Repeat the material verbatim and drop the pictures.

## Excerpted records:
################

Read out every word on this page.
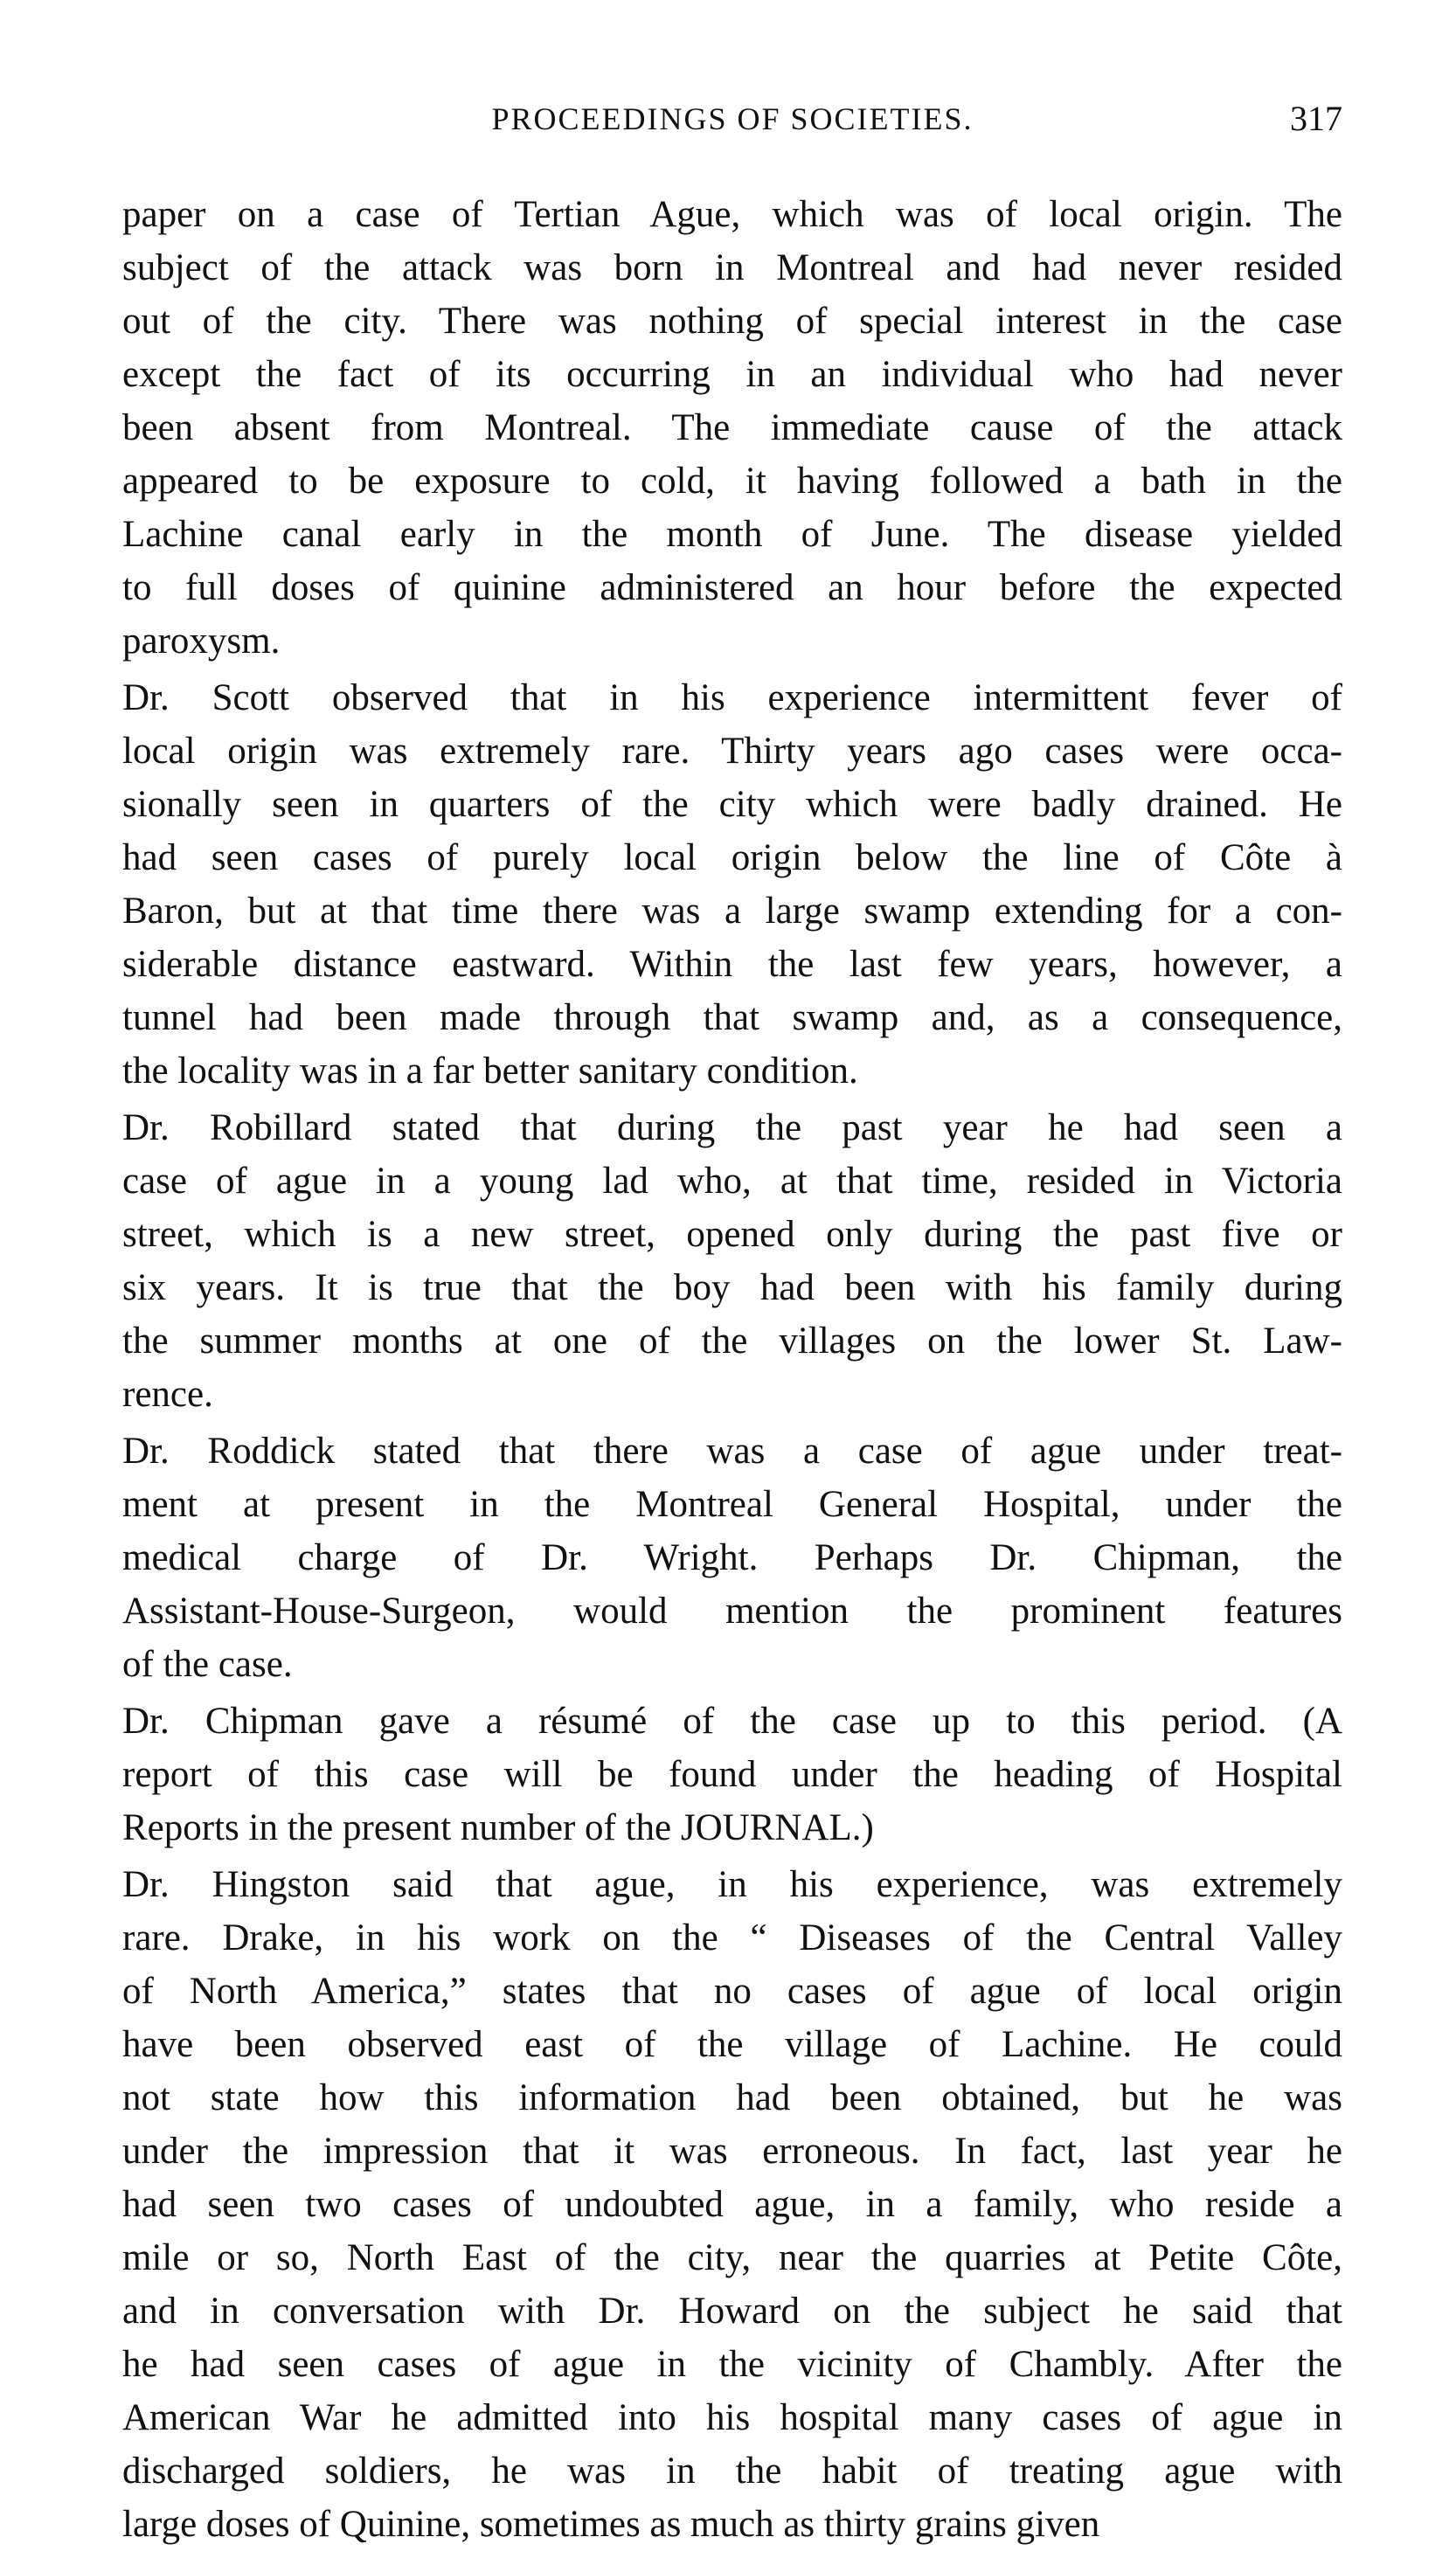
PROCEEDINGS OF SOCIETIES.	317
paper on a case of Tertian Ague, which was of local origin. The
subject of the attack was born in Montreal and had never resided
out of the city. There was nothing of special interest in the case
except the fact of its occurring in an individual who had never
been absent from Montreal. The immediate cause of the attack
appeared to be exposure to cold, it having followed a bath in the
Lachine canal early in the month of June. The disease yielded
to full doses of quinine administered an hour before the expected
paroxysm.
Dr. Scott observed that in his experience intermittent fever of
local origin was extremely rare. Thirty years ago cases were occa-
sionally seen in quarters of the city which were badly drained. He
had seen cases of purely local origin below the line of Côte à
Baron, but at that time there was a large swamp extending for a con-
siderable distance eastward. Within the last few years, however, a
tunnel had been made through that swamp and, as a consequence,
the locality was in a far better sanitary condition.
Dr. Robillard stated that during the past year he had seen a
case of ague in a young lad who, at that time, resided in Victoria
street, which is a new street, opened only during the past five or
six years. It is true that the boy had been with his family during
the summer months at one of the villages on the lower St. Law-
rence.
Dr. Roddick stated that there was a case of ague under treat-
ment at present in the Montreal General Hospital, under the
medical charge of Dr. Wright. Perhaps Dr. Chipman, the
Assistant-House-Surgeon, would mention the prominent features
of the case.
Dr. Chipman gave a résumé of the case up to this period. (A
report of this case will be found under the heading of Hospital
Reports in the present number of the JOURNAL.)
Dr. Hingston said that ague, in his experience, was extremely
rare. Drake, in his work on the “ Diseases of the Central Valley
of North America,” states that no cases of ague of local origin
have been observed east of the village of Lachine. He could
not state how this information had been obtained, but he was
under the impression that it was erroneous. In fact, last year he
had seen two cases of undoubted ague, in a family, who reside a
mile or so, North East of the city, near the quarries at Petite Côte,
and in conversation with Dr. Howard on the subject he said that
he had seen cases of ague in the vicinity of Chambly. After the
American War he admitted into his hospital many cases of ague in
discharged soldiers, he was in the habit of treating ague with
large doses of Quinine, sometimes as much as thirty grains given
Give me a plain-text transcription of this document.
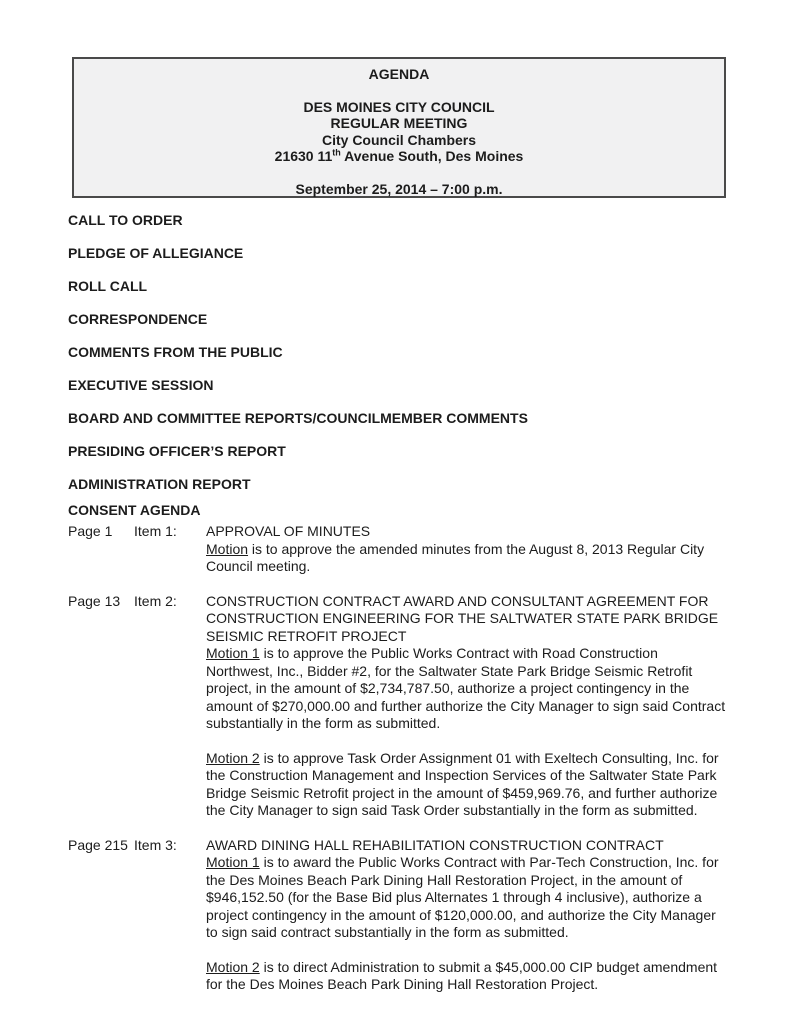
AGENDA
DES MOINES CITY COUNCIL
REGULAR MEETING
City Council Chambers
21630 11th Avenue South, Des Moines
September 25, 2014 – 7:00 p.m.
CALL TO ORDER
PLEDGE OF ALLEGIANCE
ROLL CALL
CORRESPONDENCE
COMMENTS FROM THE PUBLIC
EXECUTIVE SESSION
BOARD AND COMMITTEE REPORTS/COUNCILMEMBER COMMENTS
PRESIDING OFFICER’S REPORT
ADMINISTRATION REPORT
CONSENT AGENDA
Page 1	Item 1:	APPROVAL OF MINUTES

Motion is to approve the amended minutes from the August 8, 2013 Regular City Council meeting.

Page 13 Item 2:	CONSTRUCTION CONTRACT AWARD AND CONSULTANT AGREEMENT FOR CONSTRUCTION ENGINEERING FOR THE SALTWATER STATE PARK BRIDGE SEISMIC RETROFIT PROJECT

Motion 1 is to approve the Public Works Contract with Road Construction Northwest, Inc., Bidder #2, for the Saltwater State Park Bridge Seismic Retrofit project, in the amount of $2,734,787.50, authorize a project contingency in the amount of $270,000.00 and further authorize the City Manager to sign said Contract substantially in the form as submitted.

Motion 2 is to approve Task Order Assignment 01 with Exeltech Consulting, Inc. for the Construction Management and Inspection Services of the Saltwater State Park Bridge Seismic Retrofit project in the amount of $459,969.76, and further authorize the City Manager to sign said Task Order substantially in the form as submitted.

Page 215 Item 3:	AWARD DINING HALL REHABILITATION CONSTRUCTION CONTRACT

Motion 1 is to award the Public Works Contract with Par-Tech Construction, Inc. for the Des Moines Beach Park Dining Hall Restoration Project, in the amount of $946,152.50 (for the Base Bid plus Alternates 1 through 4 inclusive), authorize a project contingency in the amount of $120,000.00, and authorize the City Manager to sign said contract substantially in the form as submitted.

Motion 2 is to direct Administration to submit a $45,000.00 CIP budget amendment for the Des Moines Beach Park Dining Hall Restoration Project.
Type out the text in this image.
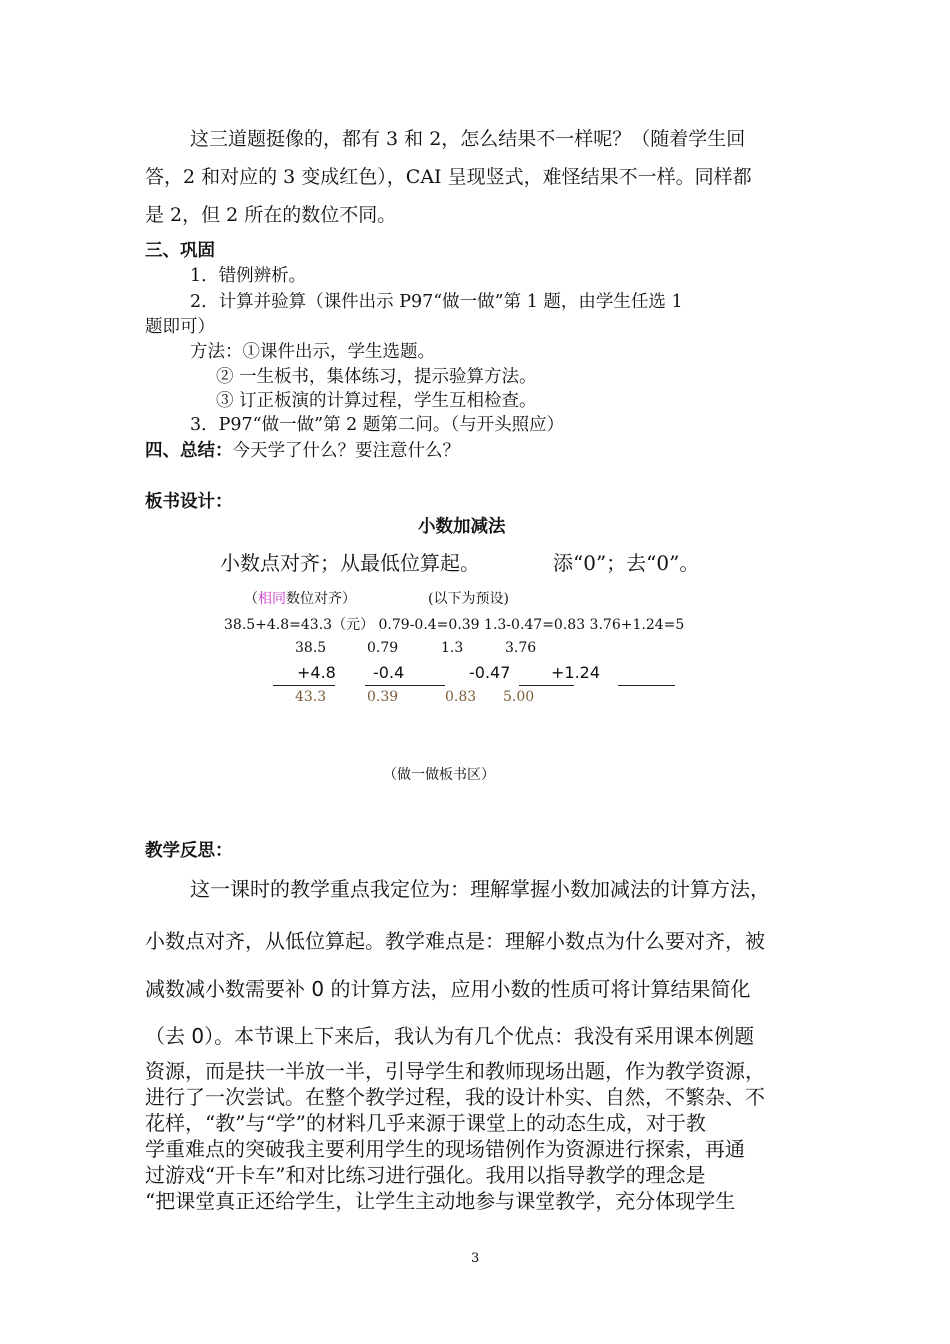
这三道题挺像的，都有 3 和 2，怎么结果不一样呢？（随着学生回
答，2 和对应的 3 变成红色），CAI 呈现竖式，难怪结果不一样。同样都
是 2，但 2 所在的数位不同。
三、巩固
1．错例辨析。
2．计算并验算（课件出示 P97“做一做”第 1 题，由学生任选 1
题即可）
方法：①课件出示，学生选题。
② 一生板书，集体练习，提示验算方法。
③ 订正板演的计算过程，学生互相检查。
3．P97“做一做”第 2 题第二问。（与开头照应）
四、总结：今天学了什么？要注意什么？
板书设计：
小数加减法
小数点对齐；从最低位算起。	添“0”；去“0”。
（相同数位对齐）	(以下为预设)
38.5+4.8=43.3（元） 0.79-0.4=0.39 1.3-0.47=0.83 3.76+1.24=5
38.5	0.79	1.3	3.76
+4.8 -0.4	-0.47	+1.24
43.3	0.39	0.83 5.00
（做一做板书区）
教学反思：
这一课时的教学重点我定位为：理解掌握小数加减法的计算方法，
小数点对齐，从低位算起。教学难点是：理解小数点为什么要对齐，被
减数减小数需要补 0 的计算方法，应用小数的性质可将计算结果简化
（去 0）。本节课上下来后，我认为有几个优点：我没有采用课本例题
资源，而是扶一半放一半，引导学生和教师现场出题，作为教学资源，
进行了一次尝试。在整个教学过程，我的设计朴实、自然，不繁杂、不
花样，“教”与“学”的材料几乎来源于课堂上的动态生成，对于教
学重难点的突破我主要利用学生的现场错例作为资源进行探索，再通
过游戏“开卡车”和对比练习进行强化。我用以指导教学的理念是
“把课堂真正还给学生，让学生主动地参与课堂教学，充分体现学生
3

################

## Written answer:
Read out every word on this page.
PROCEEDINGS OF SOCIETIES.	317
paper on a case of Tertian Ague, which was of local origin. The
subject of the attack was born in Montreal and had never resided
out of the city. There was nothing of special interest in the case
except the fact of its occurring in an individual who had never
been absent from Montreal. The immediate cause of the attack
appeared to be exposure to cold, it having followed a bath in the
Lachine canal early in the month of June. The disease yielded
to full doses of quinine administered an hour before the expected
paroxysm.
Dr. Scott observed that in his experience intermittent fever of
local origin was extremely rare. Thirty years ago cases were occa-
sionally seen in quarters of the city which were badly drained. He
had seen cases of purely local origin below the line of Côte à
Baron, but at that time there was a large swamp extending for a con-
siderable distance eastward. Within the last few years, however, a
tunnel had been made through that swamp and, as a consequence,
the locality was in a far better sanitary condition.
Dr. Robillard stated that during the past year he had seen a
case of ague in a young lad who, at that time, resided in Victoria
street, which is a new street, opened only during the past five or
six years. It is true that the boy had been with his family during
the summer months at one of the villages on the lower St. Law-
rence.
Dr. Roddick stated that there was a case of ague under treat-
ment at present in the Montreal General Hospital, under the
medical charge of Dr. Wright. Perhaps Dr. Chipman, the
Assistant-House-Surgeon, would mention the prominent features
of the case.
Dr. Chipman gave a résumé of the case up to this period. (A
report of this case will be found under the heading of Hospital
Reports in the present number of the JOURNAL.)
Dr. Hingston said that ague, in his experience, was extremely
rare. Drake, in his work on the “ Diseases of the Central Valley
of North America,” states that no cases of ague of local origin
have been observed east of the village of Lachine. He could
not state how this information had been obtained, but he was
under the impression that it was erroneous. In fact, last year he
had seen two cases of undoubted ague, in a family, who reside a
mile or so, North East of the city, near the quarries at Petite Côte,
and in conversation with Dr. Howard on the subject he said that
he had seen cases of ague in the vicinity of Chambly. After the
American War he admitted into his hospital many cases of ague in
discharged soldiers, he was in the habit of treating ague with
large doses of Quinine, sometimes as much as thirty grains given
Give me a plain-text transcription of this document.
AGENDA
DES MOINES CITY COUNCIL
REGULAR MEETING
City Council Chambers
21630 11th Avenue South, Des Moines
September 25, 2014 – 7:00 p.m.
CALL TO ORDER
PLEDGE OF ALLEGIANCE
ROLL CALL
CORRESPONDENCE
COMMENTS FROM THE PUBLIC
EXECUTIVE SESSION
BOARD AND COMMITTEE REPORTS/COUNCILMEMBER COMMENTS
PRESIDING OFFICER’S REPORT
ADMINISTRATION REPORT
CONSENT AGENDA
Page 1	Item 1:	APPROVAL OF MINUTES

Motion is to approve the amended minutes from the August 8, 2013 Regular City Council meeting.

Page 13 Item 2:	CONSTRUCTION CONTRACT AWARD AND CONSULTANT AGREEMENT FOR CONSTRUCTION ENGINEERING FOR THE SALTWATER STATE PARK BRIDGE SEISMIC RETROFIT PROJECT

Motion 1 is to approve the Public Works Contract with Road Construction Northwest, Inc., Bidder #2, for the Saltwater State Park Bridge Seismic Retrofit project, in the amount of $2,734,787.50, authorize a project contingency in the amount of $270,000.00 and further authorize the City Manager to sign said Contract substantially in the form as submitted.

Motion 2 is to approve Task Order Assignment 01 with Exeltech Consulting, Inc. for the Construction Management and Inspection Services of the Saltwater State Park Bridge Seismic Retrofit project in the amount of $459,969.76, and further authorize the City Manager to sign said Task Order substantially in the form as submitted.

Page 215 Item 3:	AWARD DINING HALL REHABILITATION CONSTRUCTION CONTRACT

Motion 1 is to award the Public Works Contract with Par-Tech Construction, Inc. for the Des Moines Beach Park Dining Hall Restoration Project, in the amount of $946,152.50 (for the Base Bid plus Alternates 1 through 4 inclusive), authorize a project contingency in the amount of $120,000.00, and authorize the City Manager to sign said contract substantially in the form as submitted.

Motion 2 is to direct Administration to submit a $45,000.00 CIP budget amendment for the Des Moines Beach Park Dining Hall Restoration Project.
Type out the text in this image.
这三道题挺像的，都有 3 和 2，怎么结果不一样呢？（随着学生回
答，2 和对应的 3 变成红色），CAI 呈现竖式，难怪结果不一样。同样都
是 2，但 2 所在的数位不同。
三、巩固
1．错例辨析。
2．计算并验算（课件出示 P97“做一做”第 1 题，由学生任选 1
题即可）
方法：①课件出示，学生选题。
② 一生板书，集体练习，提示验算方法。
③ 订正板演的计算过程，学生互相检查。
3．P97“做一做”第 2 题第二问。（与开头照应）
四、总结：今天学了什么？要注意什么？
板书设计：
小数加减法
小数点对齐；从最低位算起。	添“0”；去“0”。
（相同数位对齐）	(以下为预设)
38.5+4.8=43.3（元） 0.79-0.4=0.39 1.3-0.47=0.83 3.76+1.24=5
38.5	0.79	1.3	3.76
+4.8 -0.4	-0.47	+1.24
43.3	0.39	0.83 5.00
（做一做板书区）
教学反思：
这一课时的教学重点我定位为：理解掌握小数加减法的计算方法，
小数点对齐，从低位算起。教学难点是：理解小数点为什么要对齐，被
减数减小数需要补 0 的计算方法，应用小数的性质可将计算结果简化
（去 0）。本节课上下来后，我认为有几个优点：我没有采用课本例题
资源，而是扶一半放一半，引导学生和教师现场出题，作为教学资源，
进行了一次尝试。在整个教学过程，我的设计朴实、自然，不繁杂、不
花样，“教”与“学”的材料几乎来源于课堂上的动态生成，对于教
学重难点的突破我主要利用学生的现场错例作为资源进行探索，再通
过游戏“开卡车”和对比练习进行强化。我用以指导教学的理念是
“把课堂真正还给学生，让学生主动地参与课堂教学，充分体现学生
3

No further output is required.